> [Problem to work on]:
Count the lines below that contain the word "Score", and report only that number.

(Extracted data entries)
┌────────

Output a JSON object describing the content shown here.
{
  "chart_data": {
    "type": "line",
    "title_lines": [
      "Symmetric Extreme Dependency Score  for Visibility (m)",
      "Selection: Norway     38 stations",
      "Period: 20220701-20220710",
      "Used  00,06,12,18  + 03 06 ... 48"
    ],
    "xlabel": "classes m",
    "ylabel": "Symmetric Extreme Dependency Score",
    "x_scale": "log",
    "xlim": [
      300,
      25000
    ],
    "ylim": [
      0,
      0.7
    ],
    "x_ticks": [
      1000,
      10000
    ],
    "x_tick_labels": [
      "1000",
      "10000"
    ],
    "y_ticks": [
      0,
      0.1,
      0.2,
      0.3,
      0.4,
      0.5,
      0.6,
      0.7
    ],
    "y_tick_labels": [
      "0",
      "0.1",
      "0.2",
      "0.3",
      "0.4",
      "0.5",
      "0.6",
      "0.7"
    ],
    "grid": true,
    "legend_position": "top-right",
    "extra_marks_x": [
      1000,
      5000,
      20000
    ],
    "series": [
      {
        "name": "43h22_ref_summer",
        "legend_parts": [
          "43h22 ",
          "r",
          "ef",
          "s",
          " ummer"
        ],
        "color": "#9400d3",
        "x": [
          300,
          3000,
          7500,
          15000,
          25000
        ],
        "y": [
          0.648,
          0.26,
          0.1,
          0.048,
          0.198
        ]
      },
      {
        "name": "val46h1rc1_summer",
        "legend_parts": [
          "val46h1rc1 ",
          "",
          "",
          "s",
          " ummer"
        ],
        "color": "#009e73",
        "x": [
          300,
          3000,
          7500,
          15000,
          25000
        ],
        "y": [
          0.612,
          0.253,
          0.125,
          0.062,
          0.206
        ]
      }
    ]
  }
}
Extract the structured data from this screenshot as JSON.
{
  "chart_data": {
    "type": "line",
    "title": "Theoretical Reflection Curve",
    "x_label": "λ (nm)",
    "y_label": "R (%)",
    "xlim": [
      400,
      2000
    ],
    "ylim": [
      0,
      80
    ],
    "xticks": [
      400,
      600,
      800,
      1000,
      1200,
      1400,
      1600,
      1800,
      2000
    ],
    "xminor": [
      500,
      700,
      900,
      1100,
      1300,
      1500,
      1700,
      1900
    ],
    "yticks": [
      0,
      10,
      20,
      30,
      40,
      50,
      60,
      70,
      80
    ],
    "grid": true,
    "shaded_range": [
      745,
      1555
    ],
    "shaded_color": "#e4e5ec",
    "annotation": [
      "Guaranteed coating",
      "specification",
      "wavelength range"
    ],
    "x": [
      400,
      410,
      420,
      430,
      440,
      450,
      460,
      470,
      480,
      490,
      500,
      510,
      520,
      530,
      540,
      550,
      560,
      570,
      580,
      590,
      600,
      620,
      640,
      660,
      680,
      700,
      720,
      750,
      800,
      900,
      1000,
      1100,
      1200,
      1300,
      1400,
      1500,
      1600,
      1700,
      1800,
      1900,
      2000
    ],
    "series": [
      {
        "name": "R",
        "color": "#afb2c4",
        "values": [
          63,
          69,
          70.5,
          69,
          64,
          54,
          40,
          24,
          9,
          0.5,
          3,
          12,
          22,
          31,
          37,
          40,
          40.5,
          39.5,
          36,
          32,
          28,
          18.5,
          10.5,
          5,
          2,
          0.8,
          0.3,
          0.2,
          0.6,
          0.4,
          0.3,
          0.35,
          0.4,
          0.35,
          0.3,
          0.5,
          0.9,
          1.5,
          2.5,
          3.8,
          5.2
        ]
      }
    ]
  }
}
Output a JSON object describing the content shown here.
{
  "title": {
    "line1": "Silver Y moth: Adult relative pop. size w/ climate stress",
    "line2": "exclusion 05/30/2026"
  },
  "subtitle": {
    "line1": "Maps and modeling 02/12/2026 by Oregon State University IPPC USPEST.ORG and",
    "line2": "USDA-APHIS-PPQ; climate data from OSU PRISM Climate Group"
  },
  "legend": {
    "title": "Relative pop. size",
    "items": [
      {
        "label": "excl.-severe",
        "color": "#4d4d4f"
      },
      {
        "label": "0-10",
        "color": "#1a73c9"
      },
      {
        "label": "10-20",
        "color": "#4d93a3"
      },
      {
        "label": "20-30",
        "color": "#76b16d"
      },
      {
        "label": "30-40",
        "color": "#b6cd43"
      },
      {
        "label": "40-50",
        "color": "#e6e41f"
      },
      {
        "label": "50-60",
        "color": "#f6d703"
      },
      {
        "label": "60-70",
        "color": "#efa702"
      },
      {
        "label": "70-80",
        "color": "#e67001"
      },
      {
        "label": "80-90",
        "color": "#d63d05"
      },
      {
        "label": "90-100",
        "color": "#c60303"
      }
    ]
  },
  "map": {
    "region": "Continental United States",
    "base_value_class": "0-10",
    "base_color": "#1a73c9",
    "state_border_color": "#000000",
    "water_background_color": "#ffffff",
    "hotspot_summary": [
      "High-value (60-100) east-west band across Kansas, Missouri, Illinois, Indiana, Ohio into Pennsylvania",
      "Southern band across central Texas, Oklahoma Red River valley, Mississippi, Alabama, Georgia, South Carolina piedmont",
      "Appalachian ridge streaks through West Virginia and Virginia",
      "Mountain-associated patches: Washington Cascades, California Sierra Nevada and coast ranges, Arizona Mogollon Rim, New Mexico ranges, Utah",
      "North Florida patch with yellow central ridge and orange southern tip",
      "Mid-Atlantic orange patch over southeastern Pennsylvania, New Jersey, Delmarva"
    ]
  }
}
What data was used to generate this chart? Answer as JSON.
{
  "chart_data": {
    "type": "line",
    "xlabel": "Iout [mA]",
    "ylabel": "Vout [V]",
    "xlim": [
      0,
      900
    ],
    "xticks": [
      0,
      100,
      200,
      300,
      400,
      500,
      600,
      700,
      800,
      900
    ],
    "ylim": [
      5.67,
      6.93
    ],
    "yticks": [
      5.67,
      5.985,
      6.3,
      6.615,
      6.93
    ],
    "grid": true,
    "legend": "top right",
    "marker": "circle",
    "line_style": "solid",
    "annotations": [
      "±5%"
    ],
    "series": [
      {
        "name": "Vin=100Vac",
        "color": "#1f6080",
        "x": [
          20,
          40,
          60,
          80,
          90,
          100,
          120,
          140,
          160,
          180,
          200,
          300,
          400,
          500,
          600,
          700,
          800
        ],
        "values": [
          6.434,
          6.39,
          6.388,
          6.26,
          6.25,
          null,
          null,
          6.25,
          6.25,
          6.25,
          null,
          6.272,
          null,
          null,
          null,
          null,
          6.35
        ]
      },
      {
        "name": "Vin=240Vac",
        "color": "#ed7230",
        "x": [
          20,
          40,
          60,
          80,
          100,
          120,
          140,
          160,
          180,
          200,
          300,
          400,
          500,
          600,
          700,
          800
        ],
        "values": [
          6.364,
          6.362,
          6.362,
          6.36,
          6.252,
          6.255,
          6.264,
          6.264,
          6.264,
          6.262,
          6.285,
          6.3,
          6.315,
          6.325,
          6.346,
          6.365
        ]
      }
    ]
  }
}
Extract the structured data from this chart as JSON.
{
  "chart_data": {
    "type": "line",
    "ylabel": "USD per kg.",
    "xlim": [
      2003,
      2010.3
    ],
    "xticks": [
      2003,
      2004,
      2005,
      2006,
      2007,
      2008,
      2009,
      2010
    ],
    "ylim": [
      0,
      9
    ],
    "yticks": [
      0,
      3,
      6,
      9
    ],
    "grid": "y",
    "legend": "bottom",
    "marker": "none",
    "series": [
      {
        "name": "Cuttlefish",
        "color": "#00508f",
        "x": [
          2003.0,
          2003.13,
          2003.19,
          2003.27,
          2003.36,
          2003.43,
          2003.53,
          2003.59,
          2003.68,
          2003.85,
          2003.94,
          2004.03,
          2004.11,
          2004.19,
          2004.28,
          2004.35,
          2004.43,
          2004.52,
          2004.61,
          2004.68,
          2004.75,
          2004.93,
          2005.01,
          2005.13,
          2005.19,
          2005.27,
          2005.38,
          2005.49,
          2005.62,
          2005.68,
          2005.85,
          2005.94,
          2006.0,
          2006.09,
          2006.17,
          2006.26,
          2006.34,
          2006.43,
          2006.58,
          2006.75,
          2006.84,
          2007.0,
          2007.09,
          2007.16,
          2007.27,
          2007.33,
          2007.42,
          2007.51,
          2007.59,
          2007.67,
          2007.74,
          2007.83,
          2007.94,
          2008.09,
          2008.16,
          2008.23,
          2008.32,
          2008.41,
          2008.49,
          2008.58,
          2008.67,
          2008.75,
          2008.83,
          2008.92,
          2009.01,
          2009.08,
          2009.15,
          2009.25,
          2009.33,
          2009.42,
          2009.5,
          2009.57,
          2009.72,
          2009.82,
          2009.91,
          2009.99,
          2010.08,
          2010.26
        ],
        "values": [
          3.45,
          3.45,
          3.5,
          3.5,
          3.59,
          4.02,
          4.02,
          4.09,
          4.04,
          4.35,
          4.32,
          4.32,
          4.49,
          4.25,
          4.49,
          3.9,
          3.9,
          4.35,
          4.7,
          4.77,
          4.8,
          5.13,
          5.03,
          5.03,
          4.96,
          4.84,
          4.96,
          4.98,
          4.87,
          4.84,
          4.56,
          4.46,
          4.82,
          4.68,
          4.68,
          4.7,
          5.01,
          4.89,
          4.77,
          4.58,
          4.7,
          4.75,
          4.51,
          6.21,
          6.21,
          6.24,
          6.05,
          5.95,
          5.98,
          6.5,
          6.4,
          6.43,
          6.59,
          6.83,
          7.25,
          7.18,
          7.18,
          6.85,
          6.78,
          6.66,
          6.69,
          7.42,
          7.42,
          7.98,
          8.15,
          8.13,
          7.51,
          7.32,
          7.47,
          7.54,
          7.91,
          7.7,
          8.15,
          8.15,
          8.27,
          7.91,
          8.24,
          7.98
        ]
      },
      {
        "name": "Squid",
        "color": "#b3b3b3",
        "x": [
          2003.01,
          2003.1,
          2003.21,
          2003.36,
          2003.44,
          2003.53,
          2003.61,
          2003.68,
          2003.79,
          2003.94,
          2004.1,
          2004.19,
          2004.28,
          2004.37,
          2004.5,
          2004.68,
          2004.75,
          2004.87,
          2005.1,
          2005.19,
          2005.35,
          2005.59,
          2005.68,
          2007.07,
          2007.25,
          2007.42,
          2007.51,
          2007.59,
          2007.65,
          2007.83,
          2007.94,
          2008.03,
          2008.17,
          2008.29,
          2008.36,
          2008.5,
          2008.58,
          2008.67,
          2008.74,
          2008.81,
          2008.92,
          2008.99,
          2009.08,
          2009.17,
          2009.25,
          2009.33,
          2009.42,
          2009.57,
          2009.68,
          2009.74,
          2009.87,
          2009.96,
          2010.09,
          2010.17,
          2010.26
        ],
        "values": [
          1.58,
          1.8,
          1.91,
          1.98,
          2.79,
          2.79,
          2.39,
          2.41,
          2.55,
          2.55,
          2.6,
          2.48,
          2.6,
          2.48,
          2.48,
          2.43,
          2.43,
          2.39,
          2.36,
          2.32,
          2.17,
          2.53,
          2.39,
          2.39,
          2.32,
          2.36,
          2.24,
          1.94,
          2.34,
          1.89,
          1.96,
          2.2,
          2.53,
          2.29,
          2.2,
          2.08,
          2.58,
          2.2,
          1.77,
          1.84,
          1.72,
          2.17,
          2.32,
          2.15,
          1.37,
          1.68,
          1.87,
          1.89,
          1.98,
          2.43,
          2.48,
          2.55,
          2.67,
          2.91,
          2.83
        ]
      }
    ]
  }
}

└────────

> [Output for this exercise]:
2